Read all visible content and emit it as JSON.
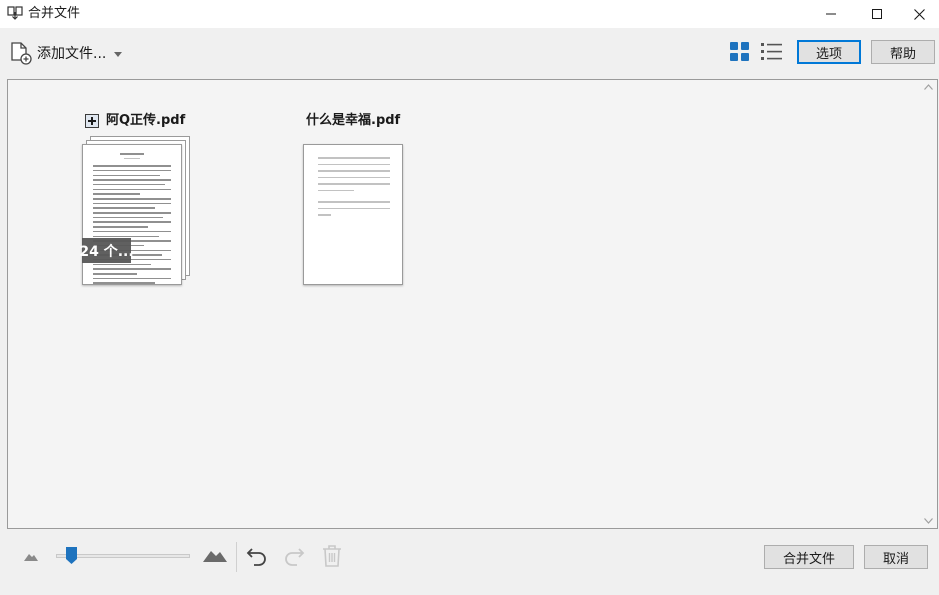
{
  "window": {
    "title": "合并文件",
    "icon": "merge-files-icon"
  },
  "toolbar": {
    "add_files_label": "添加文件...",
    "options_label": "选项",
    "help_label": "帮助"
  },
  "documents": [
    {
      "name": "阿Q正传.pdf",
      "pages_badge": "24 个...",
      "expandable": true
    },
    {
      "name": "什么是幸福.pdf",
      "expandable": false
    }
  ],
  "bottom": {
    "zoom_value_percent": 10,
    "merge_label": "合并文件",
    "cancel_label": "取消"
  },
  "colors": {
    "accent": "#0078d7",
    "icon_blue": "#1e73be",
    "disabled_gray": "#c8c8c8"
  }
}
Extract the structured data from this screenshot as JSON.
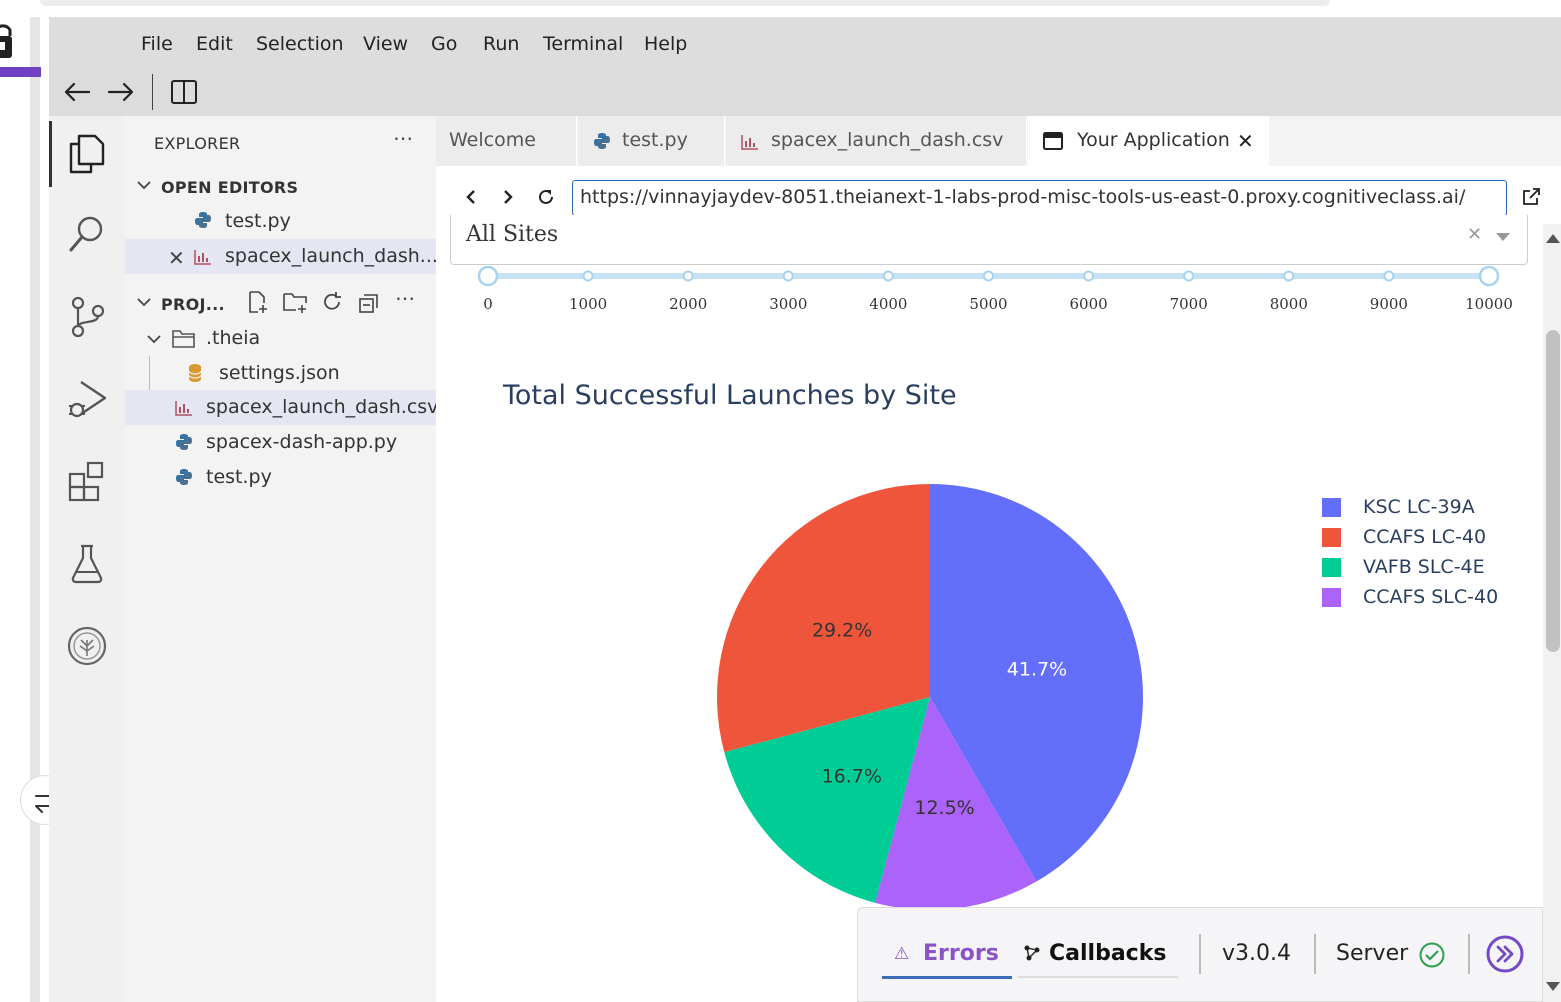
{
  "menu": [
    "File",
    "Edit",
    "Selection",
    "View",
    "Go",
    "Run",
    "Terminal",
    "Help"
  ],
  "explorer": {
    "title": "EXPLORER",
    "open_editors_label": "OPEN EDITORS",
    "open_editors": [
      "test.py",
      "spacex_launch_dash..."
    ],
    "project_label": "PROJ...",
    "tree": {
      "folder": ".theia",
      "folder_child": "settings.json",
      "files": [
        "spacex_launch_dash.csv",
        "spacex-dash-app.py",
        "test.py"
      ]
    }
  },
  "tabs": [
    "Welcome",
    "test.py",
    "spacex_launch_dash.csv",
    "Your Application"
  ],
  "browser": {
    "url": "https://vinnayjaydev-8051.theianext-1-labs-prod-misc-tools-us-east-0.proxy.cognitiveclass.ai/"
  },
  "app": {
    "dropdown_value": "All Sites",
    "slider_ticks": [
      "0",
      "1000",
      "2000",
      "3000",
      "4000",
      "5000",
      "6000",
      "7000",
      "8000",
      "9000",
      "10000"
    ],
    "slider_range": [
      0,
      10000
    ]
  },
  "chart_data": {
    "type": "pie",
    "title": "Total Successful Launches by Site",
    "labels": [
      "KSC LC-39A",
      "CCAFS LC-40",
      "VAFB SLC-4E",
      "CCAFS SLC-40"
    ],
    "values": [
      41.7,
      29.2,
      16.7,
      12.5
    ],
    "text_labels": [
      "41.7%",
      "29.2%",
      "16.7%",
      "12.5%"
    ],
    "colors": [
      "#636efa",
      "#EF553B",
      "#00cc96",
      "#ab63fa"
    ],
    "legend_position": "top-right"
  },
  "dash_debug": {
    "errors_label": "Errors",
    "callbacks_label": "Callbacks",
    "version": "v3.0.4",
    "server_label": "Server"
  }
}
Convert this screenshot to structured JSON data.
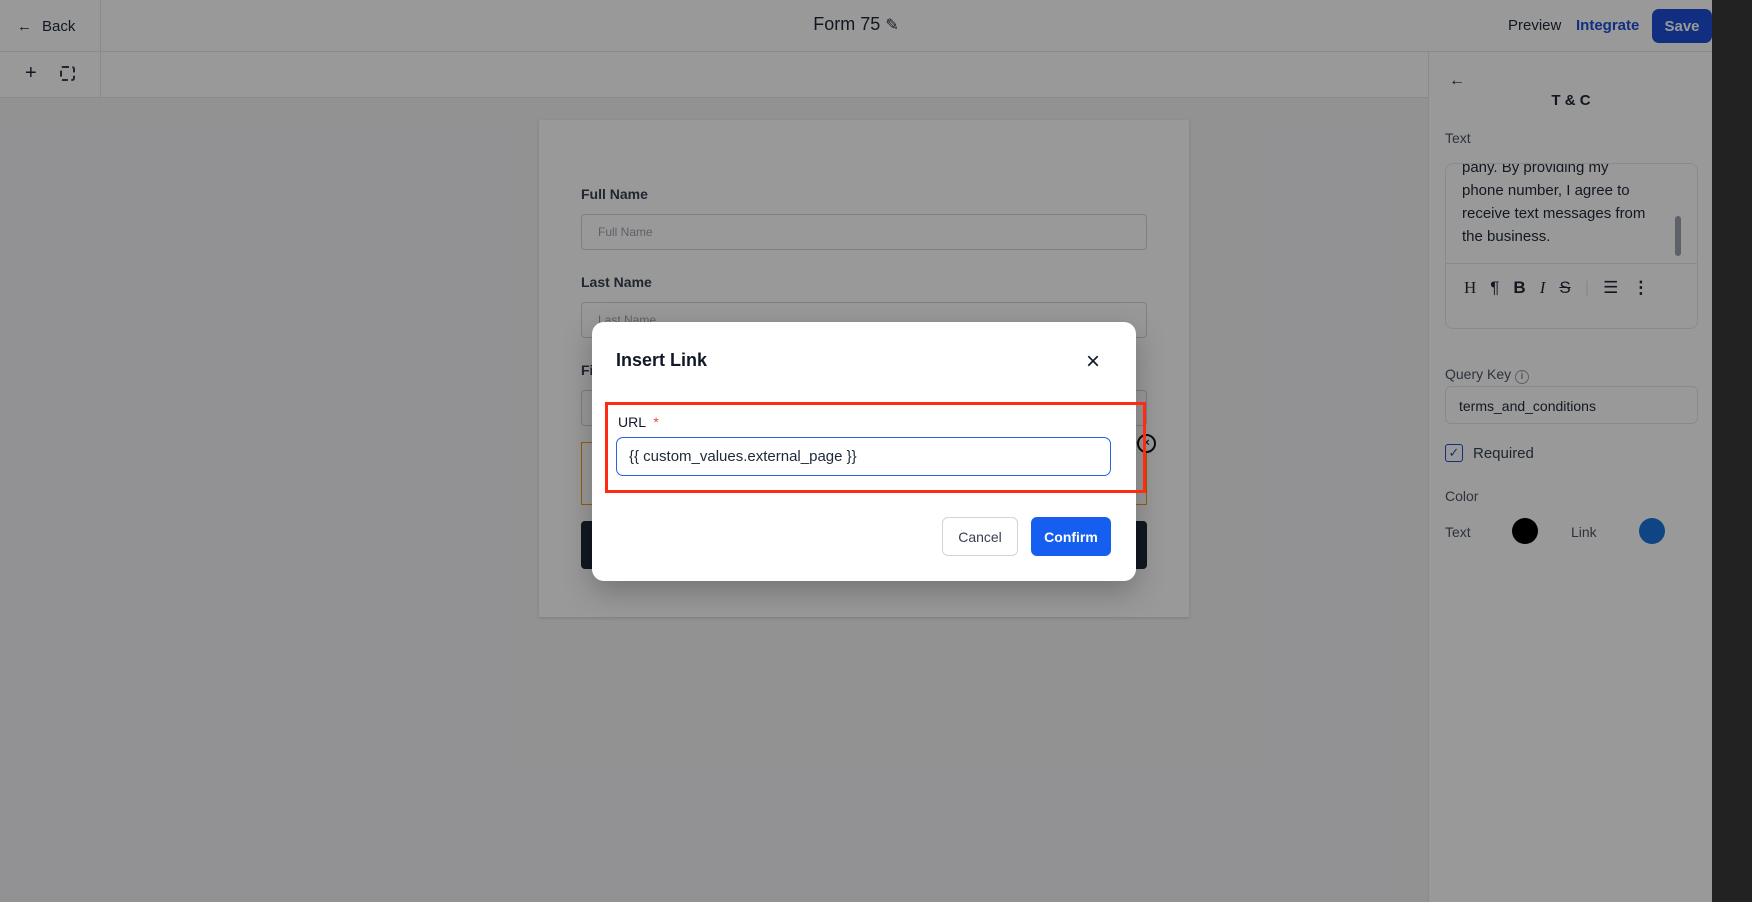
{
  "header": {
    "back_label": "Back",
    "title": "Form 75",
    "preview": "Preview",
    "integrate": "Integrate",
    "save": "Save"
  },
  "form": {
    "fields": [
      {
        "label": "Full Name",
        "placeholder": "Full Name"
      },
      {
        "label": "Last Name",
        "placeholder": "Last Name"
      },
      {
        "label": "Fi"
      }
    ]
  },
  "modal": {
    "title": "Insert Link",
    "url_label": "URL",
    "required_mark": "*",
    "url_value": "{{ custom_values.external_page }}",
    "cancel": "Cancel",
    "confirm": "Confirm",
    "highlight_color": "#ff2a12"
  },
  "panel": {
    "title": "T & C",
    "text_label": "Text",
    "text_content": [
      "pany. By providing my",
      "phone number, I agree to",
      "receive text messages from",
      "the business."
    ],
    "toolbar": [
      "heading-icon",
      "paragraph-icon",
      "bold-icon",
      "italic-icon",
      "strikethrough-icon",
      "bullet-list-icon",
      "more-icon"
    ],
    "query_key_label": "Query Key",
    "query_key_value": "terms_and_conditions",
    "required_label": "Required",
    "required_checked": true,
    "color_label": "Color",
    "text_color_label": "Text",
    "text_color": "#000000",
    "link_color_label": "Link",
    "link_color": "#1a73d9"
  },
  "colors": {
    "accent": "#1d4ed8",
    "confirm": "#155eef"
  }
}
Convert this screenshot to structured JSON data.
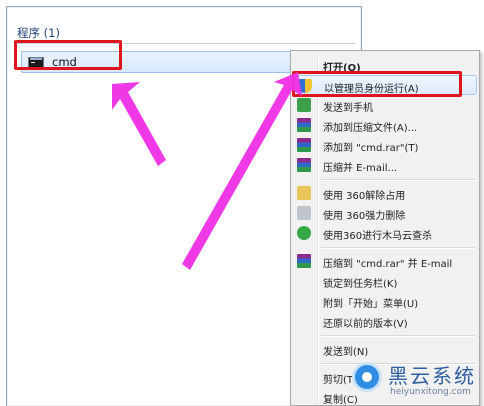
{
  "start_menu": {
    "group_header": "程序 (1)",
    "result": {
      "label": "cmd",
      "icon": "console-icon"
    }
  },
  "context_menu": {
    "items": [
      {
        "label": "打开(O)",
        "bold": true,
        "icon": ""
      },
      {
        "label": "以管理员身份运行(A)",
        "icon": "uac-shield-icon",
        "highlighted": true
      },
      {
        "label": "发送到手机",
        "icon": "send-to-phone-icon"
      },
      {
        "label": "添加到压缩文件(A)...",
        "icon": "winrar-icon"
      },
      {
        "label": "添加到 \"cmd.rar\"(T)",
        "icon": "winrar-icon"
      },
      {
        "label": "压缩并 E-mail...",
        "icon": "winrar-icon"
      },
      {
        "label": "使用 360解除占用",
        "icon": "folder-360-icon"
      },
      {
        "label": "使用 360强力删除",
        "icon": "shredder-icon"
      },
      {
        "label": "使用360进行木马云查杀",
        "icon": "360-shield-icon"
      },
      {
        "label": "压缩到 \"cmd.rar\" 并 E-mail",
        "icon": "winrar-icon"
      },
      {
        "label": "锁定到任务栏(K)",
        "icon": ""
      },
      {
        "label": "附到「开始」菜单(U)",
        "icon": ""
      },
      {
        "label": "还原以前的版本(V)",
        "icon": ""
      },
      {
        "label": "发送到(N)",
        "icon": ""
      },
      {
        "label": "剪切(T)",
        "icon": ""
      },
      {
        "label": "复制(C)",
        "icon": ""
      }
    ]
  },
  "annotations": {
    "highlight_color": "#e0141e",
    "arrow_color": "#ee2ee6"
  },
  "watermark": {
    "title": "黑云系统",
    "url": "heiyunxitong.com"
  }
}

▶ Instructions for the task
From the material above, count the lines that include "phone" and give only the total.

▶ Output below
2